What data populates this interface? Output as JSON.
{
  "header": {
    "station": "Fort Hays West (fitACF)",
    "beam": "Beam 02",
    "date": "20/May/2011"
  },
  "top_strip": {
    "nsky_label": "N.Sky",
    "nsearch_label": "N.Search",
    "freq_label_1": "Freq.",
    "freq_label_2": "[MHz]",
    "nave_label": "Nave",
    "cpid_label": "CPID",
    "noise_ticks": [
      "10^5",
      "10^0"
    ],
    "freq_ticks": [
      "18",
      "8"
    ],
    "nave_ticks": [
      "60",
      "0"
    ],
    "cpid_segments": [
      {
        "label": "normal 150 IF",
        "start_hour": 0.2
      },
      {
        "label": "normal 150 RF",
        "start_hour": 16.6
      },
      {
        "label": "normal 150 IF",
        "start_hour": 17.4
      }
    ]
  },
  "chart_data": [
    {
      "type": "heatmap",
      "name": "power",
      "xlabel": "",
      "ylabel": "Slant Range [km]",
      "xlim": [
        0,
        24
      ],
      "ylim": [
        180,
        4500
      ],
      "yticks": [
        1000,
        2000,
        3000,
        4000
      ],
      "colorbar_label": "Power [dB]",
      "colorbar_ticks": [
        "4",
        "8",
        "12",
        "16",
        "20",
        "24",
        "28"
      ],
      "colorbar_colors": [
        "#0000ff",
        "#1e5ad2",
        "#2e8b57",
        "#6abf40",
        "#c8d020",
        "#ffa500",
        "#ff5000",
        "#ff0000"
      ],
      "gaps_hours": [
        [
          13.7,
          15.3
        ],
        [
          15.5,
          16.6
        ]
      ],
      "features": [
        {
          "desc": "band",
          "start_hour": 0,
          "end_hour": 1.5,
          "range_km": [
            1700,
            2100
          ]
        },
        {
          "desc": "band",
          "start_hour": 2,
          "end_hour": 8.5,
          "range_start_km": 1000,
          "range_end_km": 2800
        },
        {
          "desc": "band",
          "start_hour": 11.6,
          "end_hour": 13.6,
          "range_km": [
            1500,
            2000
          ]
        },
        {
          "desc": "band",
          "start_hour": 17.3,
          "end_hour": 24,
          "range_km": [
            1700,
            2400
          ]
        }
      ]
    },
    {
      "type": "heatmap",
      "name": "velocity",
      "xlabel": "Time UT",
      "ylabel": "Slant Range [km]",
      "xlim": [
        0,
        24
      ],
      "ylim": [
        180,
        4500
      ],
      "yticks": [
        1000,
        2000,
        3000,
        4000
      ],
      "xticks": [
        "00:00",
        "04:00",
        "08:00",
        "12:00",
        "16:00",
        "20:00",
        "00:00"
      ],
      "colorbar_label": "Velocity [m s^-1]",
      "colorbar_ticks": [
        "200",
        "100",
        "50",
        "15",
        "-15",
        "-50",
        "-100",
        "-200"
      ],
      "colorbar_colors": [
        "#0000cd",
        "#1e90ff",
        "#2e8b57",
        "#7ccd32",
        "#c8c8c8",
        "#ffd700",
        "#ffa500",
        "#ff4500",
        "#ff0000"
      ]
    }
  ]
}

[TASK DIRECTIONS] All of the data needs to be printed once more, exactly.

[EXERCISE RESPONSE]
What data populates this interface? Output as JSON.
{
  "header": {
    "station": "Fort Hays West (fitACF)",
    "beam": "Beam 02",
    "date": "20/May/2011"
  },
  "top_strip": {
    "nsky_label": "N.Sky",
    "nsearch_label": "N.Search",
    "freq_label_1": "Freq.",
    "freq_label_2": "[MHz]",
    "nave_label": "Nave",
    "cpid_label": "CPID",
    "noise_ticks": [
      "10^5",
      "10^0"
    ],
    "freq_ticks": [
      "18",
      "8"
    ],
    "nave_ticks": [
      "60",
      "0"
    ],
    "cpid_segments": [
      {
        "label": "normal 150 IF",
        "start_hour": 0.2
      },
      {
        "label": "normal 150 RF",
        "start_hour": 16.6
      },
      {
        "label": "normal 150 IF",
        "start_hour": 17.4
      }
    ]
  },
  "chart_data": [
    {
      "type": "heatmap",
      "name": "power",
      "xlabel": "",
      "ylabel": "Slant Range [km]",
      "xlim": [
        0,
        24
      ],
      "ylim": [
        180,
        4500
      ],
      "yticks": [
        1000,
        2000,
        3000,
        4000
      ],
      "colorbar_label": "Power [dB]",
      "colorbar_ticks": [
        "4",
        "8",
        "12",
        "16",
        "20",
        "24",
        "28"
      ],
      "colorbar_colors": [
        "#0000ff",
        "#1e5ad2",
        "#2e8b57",
        "#6abf40",
        "#c8d020",
        "#ffa500",
        "#ff5000",
        "#ff0000"
      ],
      "gaps_hours": [
        [
          13.7,
          15.3
        ],
        [
          15.5,
          16.6
        ]
      ],
      "features": [
        {
          "desc": "band",
          "start_hour": 0,
          "end_hour": 1.5,
          "range_km": [
            1700,
            2100
          ]
        },
        {
          "desc": "band",
          "start_hour": 2,
          "end_hour": 8.5,
          "range_start_km": 1000,
          "range_end_km": 2800
        },
        {
          "desc": "band",
          "start_hour": 11.6,
          "end_hour": 13.6,
          "range_km": [
            1500,
            2000
          ]
        },
        {
          "desc": "band",
          "start_hour": 17.3,
          "end_hour": 24,
          "range_km": [
            1700,
            2400
          ]
        }
      ]
    },
    {
      "type": "heatmap",
      "name": "velocity",
      "xlabel": "Time UT",
      "ylabel": "Slant Range [km]",
      "xlim": [
        0,
        24
      ],
      "ylim": [
        180,
        4500
      ],
      "yticks": [
        1000,
        2000,
        3000,
        4000
      ],
      "xticks": [
        "00:00",
        "04:00",
        "08:00",
        "12:00",
        "16:00",
        "20:00",
        "00:00"
      ],
      "colorbar_label": "Velocity [m s^-1]",
      "colorbar_ticks": [
        "200",
        "100",
        "50",
        "15",
        "-15",
        "-50",
        "-100",
        "-200"
      ],
      "colorbar_colors": [
        "#0000cd",
        "#1e90ff",
        "#2e8b57",
        "#7ccd32",
        "#c8c8c8",
        "#ffd700",
        "#ffa500",
        "#ff4500",
        "#ff0000"
      ]
    }
  ]
}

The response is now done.